-- Begin Data for this exercise --

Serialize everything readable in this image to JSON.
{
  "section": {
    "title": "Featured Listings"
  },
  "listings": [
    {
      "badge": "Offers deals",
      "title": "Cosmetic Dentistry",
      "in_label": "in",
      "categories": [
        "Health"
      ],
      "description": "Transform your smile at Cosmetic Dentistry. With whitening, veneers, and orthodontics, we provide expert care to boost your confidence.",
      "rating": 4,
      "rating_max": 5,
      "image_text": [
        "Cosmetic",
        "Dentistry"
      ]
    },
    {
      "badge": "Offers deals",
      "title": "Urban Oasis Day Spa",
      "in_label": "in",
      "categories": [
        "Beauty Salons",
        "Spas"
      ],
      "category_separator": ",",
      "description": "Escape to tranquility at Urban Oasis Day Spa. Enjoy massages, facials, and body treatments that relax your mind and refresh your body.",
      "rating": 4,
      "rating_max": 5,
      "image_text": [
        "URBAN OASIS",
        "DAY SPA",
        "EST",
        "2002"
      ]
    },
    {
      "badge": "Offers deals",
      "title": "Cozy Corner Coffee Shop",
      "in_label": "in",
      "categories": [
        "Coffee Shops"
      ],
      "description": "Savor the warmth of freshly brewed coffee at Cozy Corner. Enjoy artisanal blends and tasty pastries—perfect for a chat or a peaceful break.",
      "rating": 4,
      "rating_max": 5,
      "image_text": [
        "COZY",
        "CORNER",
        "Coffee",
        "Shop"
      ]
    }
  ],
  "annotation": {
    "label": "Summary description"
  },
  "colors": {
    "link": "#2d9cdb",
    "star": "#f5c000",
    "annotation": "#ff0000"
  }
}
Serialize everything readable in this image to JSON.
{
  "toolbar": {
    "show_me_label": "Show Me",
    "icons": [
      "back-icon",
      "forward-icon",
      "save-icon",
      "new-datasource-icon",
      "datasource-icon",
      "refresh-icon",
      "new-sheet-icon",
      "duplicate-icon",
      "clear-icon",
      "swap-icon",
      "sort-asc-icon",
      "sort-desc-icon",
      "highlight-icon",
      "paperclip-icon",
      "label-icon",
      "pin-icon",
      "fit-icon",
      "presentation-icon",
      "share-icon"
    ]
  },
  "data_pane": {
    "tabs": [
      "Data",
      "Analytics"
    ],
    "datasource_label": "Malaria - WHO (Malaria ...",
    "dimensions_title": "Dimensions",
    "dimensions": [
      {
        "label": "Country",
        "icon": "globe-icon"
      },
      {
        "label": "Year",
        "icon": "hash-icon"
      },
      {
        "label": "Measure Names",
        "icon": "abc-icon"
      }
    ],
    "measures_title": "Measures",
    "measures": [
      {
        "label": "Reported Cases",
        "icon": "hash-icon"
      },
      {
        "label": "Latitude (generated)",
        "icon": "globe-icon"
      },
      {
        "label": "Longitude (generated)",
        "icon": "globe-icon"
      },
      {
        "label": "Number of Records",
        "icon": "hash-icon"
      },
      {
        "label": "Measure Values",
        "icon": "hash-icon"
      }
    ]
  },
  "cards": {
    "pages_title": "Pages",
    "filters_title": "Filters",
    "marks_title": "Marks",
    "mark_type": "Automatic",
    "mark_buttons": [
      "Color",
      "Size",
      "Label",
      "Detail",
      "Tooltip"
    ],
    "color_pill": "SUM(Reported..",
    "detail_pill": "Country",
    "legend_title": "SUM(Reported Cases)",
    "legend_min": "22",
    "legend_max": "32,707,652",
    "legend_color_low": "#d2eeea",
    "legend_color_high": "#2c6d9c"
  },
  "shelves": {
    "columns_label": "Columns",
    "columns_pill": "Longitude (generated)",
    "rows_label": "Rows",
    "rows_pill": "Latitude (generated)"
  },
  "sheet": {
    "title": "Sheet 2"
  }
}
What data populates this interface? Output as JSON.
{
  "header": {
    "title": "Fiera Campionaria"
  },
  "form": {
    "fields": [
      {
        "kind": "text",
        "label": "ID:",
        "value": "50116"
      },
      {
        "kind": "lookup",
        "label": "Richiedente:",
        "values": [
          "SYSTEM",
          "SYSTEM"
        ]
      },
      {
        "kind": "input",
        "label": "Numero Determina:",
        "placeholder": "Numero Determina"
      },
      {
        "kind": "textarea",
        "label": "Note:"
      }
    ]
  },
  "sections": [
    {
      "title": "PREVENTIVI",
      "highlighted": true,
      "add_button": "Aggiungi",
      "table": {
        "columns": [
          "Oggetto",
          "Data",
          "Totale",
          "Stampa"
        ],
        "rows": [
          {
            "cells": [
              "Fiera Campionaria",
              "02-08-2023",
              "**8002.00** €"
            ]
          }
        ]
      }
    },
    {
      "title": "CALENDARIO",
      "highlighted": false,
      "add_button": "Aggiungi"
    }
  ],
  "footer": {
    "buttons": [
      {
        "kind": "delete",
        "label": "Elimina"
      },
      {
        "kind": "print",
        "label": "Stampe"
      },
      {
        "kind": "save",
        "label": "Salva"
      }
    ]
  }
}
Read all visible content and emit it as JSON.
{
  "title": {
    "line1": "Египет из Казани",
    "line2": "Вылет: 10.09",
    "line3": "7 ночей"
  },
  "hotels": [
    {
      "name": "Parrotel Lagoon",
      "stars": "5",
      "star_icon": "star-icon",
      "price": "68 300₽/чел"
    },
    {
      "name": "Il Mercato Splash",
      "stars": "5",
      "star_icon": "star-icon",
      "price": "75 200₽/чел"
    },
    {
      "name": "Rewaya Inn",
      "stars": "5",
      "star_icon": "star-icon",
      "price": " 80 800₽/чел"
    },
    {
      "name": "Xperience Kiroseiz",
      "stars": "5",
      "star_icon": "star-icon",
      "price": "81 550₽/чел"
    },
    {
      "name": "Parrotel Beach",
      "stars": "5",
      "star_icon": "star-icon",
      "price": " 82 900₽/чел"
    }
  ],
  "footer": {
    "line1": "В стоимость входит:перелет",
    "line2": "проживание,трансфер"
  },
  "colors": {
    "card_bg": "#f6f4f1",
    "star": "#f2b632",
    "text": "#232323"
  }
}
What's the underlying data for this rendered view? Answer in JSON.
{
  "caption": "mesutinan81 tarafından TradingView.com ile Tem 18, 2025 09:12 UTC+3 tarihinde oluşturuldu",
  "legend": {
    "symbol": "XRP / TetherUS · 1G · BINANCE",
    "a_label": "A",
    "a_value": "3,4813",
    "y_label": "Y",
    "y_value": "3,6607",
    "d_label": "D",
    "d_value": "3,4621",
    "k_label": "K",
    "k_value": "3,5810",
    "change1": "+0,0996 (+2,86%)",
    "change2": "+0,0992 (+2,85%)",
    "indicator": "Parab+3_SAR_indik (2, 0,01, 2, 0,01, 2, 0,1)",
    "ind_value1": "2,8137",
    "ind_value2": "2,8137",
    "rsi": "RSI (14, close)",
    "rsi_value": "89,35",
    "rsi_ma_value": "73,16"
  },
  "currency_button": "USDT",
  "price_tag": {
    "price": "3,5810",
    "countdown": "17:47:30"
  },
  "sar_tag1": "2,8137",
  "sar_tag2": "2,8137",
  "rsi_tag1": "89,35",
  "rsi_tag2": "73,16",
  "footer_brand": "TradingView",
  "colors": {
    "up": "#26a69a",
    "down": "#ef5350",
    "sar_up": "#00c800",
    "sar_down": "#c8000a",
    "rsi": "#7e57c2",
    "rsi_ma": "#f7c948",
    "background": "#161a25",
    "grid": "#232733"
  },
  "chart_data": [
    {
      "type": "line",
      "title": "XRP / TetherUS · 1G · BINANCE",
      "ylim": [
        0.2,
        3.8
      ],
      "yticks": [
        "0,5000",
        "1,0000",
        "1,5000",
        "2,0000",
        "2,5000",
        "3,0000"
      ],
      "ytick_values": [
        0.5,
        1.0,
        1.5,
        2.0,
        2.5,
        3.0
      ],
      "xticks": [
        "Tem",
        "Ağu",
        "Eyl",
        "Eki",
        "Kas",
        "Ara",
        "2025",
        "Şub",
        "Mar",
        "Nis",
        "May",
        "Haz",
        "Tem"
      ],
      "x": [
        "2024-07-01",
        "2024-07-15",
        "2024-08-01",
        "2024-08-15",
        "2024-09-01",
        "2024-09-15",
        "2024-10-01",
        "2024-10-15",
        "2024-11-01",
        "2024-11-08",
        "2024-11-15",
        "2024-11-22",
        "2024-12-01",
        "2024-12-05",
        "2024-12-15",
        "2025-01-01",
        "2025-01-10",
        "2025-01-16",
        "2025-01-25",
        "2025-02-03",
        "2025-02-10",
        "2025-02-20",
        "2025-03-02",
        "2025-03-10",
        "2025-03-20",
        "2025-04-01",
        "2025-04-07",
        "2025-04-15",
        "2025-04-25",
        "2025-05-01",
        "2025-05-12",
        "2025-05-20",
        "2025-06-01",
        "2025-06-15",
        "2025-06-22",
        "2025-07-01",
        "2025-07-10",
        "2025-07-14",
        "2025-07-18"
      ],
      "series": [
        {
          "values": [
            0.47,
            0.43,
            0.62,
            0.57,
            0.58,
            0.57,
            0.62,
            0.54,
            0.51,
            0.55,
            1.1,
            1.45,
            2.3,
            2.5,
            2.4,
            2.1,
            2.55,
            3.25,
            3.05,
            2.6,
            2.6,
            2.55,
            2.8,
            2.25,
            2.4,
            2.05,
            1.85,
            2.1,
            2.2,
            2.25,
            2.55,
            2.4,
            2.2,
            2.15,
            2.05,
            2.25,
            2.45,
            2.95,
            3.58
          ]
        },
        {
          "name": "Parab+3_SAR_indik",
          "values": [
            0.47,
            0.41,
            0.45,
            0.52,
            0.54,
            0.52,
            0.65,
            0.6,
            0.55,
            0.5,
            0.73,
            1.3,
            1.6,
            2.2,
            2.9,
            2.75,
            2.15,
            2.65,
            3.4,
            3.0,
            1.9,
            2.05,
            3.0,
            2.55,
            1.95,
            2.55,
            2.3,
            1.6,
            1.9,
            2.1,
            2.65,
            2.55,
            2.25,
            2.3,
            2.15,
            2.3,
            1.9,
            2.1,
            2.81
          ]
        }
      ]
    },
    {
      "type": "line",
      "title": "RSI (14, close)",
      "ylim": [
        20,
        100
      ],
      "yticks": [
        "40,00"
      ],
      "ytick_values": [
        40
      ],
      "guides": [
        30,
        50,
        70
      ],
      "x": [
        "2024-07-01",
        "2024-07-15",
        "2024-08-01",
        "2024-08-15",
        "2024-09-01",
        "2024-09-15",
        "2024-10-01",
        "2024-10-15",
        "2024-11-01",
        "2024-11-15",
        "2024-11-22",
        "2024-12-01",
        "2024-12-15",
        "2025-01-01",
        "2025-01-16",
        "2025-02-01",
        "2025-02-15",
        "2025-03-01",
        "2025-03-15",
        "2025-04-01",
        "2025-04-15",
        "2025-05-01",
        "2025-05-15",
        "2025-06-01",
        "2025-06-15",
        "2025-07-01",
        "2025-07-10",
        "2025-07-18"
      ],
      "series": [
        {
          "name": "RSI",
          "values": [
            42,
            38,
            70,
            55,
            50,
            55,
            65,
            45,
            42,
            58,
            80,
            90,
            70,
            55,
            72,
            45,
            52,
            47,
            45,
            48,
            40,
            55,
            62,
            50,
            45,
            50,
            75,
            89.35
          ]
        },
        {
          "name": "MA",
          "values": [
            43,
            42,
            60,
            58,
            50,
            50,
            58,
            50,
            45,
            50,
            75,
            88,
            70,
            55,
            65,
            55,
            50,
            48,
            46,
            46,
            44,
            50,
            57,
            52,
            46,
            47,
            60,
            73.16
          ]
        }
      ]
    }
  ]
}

-- End Data for this exercise --

### Required task
Identify which lines contain the word "refresh" and copy each one.

### Result
      "description": "Escape to tranquility at Urban Oasis Day Spa. Enjoy massages, facials, and body treatments that relax your mind and refresh your body.",
      "refresh-icon",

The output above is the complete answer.